─── Recorded information ───

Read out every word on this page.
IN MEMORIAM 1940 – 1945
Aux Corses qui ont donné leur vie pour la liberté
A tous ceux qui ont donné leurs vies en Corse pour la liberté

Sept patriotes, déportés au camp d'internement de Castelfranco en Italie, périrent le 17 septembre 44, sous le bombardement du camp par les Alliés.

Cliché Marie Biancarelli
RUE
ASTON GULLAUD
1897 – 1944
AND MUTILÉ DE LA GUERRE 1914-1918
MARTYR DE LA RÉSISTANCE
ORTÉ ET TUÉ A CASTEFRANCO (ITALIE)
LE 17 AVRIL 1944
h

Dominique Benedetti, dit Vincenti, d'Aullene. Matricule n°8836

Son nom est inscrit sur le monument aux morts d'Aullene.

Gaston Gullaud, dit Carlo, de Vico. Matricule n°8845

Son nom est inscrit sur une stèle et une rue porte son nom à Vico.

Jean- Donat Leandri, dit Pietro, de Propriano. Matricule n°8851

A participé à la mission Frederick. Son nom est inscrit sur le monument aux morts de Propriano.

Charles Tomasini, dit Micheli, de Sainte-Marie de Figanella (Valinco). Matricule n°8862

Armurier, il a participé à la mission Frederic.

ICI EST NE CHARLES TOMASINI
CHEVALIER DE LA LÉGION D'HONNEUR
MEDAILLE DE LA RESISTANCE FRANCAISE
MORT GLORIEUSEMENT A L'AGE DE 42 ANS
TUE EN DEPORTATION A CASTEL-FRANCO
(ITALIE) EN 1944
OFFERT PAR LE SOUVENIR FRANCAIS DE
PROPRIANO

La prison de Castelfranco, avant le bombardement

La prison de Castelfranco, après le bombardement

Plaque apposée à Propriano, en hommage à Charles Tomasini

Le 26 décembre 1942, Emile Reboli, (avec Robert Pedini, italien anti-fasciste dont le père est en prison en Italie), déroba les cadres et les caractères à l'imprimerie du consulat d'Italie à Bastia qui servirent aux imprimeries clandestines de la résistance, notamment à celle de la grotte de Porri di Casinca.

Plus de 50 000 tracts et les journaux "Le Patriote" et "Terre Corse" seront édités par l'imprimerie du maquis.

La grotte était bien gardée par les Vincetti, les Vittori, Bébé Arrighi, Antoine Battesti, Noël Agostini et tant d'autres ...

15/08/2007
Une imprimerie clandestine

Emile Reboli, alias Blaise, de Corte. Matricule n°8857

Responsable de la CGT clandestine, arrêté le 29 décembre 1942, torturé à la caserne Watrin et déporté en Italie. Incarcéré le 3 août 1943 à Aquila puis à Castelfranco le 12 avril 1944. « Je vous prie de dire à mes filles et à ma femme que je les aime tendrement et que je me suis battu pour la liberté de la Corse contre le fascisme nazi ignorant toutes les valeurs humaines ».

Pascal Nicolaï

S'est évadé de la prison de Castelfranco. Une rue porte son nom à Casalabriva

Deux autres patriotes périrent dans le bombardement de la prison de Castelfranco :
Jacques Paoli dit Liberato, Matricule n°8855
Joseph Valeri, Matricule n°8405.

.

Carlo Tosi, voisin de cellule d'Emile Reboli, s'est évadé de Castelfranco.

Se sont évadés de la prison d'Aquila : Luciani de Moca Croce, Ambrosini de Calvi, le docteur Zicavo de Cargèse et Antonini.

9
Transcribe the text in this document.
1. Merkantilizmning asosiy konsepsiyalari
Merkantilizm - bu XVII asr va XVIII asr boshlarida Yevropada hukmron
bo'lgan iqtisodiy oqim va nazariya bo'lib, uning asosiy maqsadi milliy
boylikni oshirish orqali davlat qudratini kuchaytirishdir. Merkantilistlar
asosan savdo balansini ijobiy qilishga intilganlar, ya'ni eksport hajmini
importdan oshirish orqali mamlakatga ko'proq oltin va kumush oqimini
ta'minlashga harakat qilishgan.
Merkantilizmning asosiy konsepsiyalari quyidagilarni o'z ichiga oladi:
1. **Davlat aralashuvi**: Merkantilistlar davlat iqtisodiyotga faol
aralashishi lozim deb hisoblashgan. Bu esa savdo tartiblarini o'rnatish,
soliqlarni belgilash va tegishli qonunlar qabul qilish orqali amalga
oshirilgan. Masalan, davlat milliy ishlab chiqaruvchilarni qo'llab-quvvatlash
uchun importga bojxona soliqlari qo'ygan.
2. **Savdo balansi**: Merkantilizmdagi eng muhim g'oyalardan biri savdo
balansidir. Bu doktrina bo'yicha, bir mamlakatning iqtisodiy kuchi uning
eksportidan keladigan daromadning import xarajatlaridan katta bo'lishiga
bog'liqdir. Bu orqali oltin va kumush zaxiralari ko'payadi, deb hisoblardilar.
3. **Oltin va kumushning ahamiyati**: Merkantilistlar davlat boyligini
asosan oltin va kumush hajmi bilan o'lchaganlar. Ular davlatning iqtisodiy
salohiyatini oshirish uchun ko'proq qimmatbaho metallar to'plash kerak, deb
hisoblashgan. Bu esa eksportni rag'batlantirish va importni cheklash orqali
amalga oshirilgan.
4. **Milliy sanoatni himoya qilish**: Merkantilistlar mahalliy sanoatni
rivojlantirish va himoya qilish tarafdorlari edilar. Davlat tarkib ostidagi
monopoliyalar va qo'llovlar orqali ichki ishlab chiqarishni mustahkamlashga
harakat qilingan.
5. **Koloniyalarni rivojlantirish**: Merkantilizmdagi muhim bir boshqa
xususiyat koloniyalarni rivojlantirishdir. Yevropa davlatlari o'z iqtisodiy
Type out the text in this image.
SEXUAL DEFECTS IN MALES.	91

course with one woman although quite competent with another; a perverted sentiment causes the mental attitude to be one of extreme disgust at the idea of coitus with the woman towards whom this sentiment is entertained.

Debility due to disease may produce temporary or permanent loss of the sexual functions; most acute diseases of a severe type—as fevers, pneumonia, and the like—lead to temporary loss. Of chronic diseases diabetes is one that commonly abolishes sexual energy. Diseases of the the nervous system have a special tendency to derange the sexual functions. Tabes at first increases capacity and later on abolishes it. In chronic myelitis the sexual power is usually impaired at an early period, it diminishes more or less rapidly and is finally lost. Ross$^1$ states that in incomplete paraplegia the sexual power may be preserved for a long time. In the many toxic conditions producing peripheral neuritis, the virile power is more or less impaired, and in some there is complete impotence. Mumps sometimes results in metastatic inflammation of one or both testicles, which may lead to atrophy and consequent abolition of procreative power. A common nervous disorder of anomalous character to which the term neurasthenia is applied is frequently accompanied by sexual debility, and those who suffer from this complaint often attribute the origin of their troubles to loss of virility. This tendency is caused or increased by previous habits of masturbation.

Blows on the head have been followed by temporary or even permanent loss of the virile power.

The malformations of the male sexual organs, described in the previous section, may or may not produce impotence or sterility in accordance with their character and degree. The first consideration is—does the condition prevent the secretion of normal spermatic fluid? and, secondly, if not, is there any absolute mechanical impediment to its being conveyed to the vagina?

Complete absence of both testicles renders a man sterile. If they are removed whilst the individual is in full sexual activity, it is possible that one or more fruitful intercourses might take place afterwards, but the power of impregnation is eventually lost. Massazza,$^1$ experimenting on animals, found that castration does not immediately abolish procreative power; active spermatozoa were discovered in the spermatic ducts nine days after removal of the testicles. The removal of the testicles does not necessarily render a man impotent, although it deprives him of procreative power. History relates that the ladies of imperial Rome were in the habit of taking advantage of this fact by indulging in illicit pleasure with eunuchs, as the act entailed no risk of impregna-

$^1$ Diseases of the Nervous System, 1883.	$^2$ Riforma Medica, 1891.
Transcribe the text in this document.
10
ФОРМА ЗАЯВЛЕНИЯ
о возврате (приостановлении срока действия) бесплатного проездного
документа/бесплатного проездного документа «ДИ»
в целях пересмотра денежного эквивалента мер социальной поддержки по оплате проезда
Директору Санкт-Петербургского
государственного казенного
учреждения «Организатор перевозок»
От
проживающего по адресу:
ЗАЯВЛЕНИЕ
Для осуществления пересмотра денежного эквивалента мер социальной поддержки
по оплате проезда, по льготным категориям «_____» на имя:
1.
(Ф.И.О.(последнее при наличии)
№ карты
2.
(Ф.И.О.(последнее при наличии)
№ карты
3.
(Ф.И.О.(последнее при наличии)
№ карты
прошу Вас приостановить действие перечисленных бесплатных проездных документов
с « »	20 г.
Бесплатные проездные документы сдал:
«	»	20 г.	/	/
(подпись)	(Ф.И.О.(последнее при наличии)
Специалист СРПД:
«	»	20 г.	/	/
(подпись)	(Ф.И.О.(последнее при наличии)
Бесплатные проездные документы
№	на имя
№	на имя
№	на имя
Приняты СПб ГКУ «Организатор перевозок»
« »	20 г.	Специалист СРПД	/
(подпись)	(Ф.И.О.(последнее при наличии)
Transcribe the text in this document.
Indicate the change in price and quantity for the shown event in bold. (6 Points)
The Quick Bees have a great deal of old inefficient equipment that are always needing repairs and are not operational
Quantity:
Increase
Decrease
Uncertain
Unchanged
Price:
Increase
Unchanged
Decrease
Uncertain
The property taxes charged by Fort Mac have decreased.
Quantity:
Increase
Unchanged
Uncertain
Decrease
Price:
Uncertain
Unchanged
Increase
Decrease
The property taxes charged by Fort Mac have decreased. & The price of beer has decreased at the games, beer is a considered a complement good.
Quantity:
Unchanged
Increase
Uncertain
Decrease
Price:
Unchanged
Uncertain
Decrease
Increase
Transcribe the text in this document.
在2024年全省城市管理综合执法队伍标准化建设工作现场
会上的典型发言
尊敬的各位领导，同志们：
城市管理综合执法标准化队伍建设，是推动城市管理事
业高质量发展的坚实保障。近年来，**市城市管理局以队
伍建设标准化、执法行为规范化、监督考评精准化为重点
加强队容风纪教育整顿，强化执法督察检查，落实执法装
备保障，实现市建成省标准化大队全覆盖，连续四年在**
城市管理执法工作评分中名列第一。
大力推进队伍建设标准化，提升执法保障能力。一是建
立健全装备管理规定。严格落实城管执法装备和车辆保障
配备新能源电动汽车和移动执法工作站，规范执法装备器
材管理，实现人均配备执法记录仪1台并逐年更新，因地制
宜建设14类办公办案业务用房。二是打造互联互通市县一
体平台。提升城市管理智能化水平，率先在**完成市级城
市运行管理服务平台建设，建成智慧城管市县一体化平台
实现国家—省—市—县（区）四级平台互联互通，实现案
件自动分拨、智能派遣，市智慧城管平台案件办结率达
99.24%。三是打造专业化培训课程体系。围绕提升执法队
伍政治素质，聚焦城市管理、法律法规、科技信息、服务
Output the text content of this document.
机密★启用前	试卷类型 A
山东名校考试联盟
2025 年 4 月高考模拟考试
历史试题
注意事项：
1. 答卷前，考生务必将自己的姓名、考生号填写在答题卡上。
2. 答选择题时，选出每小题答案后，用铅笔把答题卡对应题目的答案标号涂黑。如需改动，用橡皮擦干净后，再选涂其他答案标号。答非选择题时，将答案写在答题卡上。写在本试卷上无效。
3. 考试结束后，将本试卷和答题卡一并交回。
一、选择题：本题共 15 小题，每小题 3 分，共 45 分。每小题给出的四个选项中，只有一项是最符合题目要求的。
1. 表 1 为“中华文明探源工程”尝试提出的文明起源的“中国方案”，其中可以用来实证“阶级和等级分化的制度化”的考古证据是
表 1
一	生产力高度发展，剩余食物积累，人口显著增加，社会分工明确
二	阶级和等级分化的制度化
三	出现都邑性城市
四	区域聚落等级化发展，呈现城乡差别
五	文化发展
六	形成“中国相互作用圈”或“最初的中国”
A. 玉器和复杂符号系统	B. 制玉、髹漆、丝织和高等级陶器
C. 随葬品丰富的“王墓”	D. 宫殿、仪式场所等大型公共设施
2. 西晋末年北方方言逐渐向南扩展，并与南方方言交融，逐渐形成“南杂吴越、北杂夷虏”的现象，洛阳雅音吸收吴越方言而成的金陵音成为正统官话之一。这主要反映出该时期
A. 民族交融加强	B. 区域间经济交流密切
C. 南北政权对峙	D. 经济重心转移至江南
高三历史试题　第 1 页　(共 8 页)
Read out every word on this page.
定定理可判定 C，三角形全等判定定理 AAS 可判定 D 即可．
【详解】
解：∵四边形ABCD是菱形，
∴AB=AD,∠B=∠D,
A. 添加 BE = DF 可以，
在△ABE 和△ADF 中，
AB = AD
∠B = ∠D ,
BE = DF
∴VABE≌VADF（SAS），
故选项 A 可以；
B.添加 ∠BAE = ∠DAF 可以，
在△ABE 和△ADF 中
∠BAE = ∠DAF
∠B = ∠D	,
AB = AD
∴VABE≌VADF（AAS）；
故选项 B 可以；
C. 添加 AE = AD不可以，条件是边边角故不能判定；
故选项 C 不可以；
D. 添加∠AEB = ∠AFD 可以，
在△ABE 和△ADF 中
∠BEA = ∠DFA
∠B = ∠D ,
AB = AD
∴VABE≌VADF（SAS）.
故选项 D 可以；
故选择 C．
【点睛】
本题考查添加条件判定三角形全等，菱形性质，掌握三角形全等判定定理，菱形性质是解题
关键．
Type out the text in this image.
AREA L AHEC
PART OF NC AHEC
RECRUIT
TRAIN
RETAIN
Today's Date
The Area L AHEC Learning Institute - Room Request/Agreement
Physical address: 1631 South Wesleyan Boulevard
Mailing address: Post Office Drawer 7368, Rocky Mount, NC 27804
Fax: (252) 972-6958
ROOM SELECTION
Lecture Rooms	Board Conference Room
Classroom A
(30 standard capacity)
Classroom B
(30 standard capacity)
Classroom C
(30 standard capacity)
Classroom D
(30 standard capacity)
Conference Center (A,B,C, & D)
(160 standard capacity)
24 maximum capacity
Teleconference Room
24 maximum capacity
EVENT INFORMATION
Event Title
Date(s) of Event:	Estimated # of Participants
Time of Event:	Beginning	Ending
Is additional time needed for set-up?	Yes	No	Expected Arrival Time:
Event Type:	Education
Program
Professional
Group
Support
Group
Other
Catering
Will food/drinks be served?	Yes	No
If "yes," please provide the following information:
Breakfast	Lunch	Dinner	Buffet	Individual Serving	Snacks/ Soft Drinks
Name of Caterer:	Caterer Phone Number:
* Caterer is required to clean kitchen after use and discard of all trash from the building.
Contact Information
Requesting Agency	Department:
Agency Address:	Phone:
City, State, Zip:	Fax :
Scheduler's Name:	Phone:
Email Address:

───

Task details>
Each line with the string "проездного" in it needs to be found and copied.

Written reply>
о возврате (приостановлении срока действия) бесплатного проездного
документа/бесплатного проездного документа «ДИ»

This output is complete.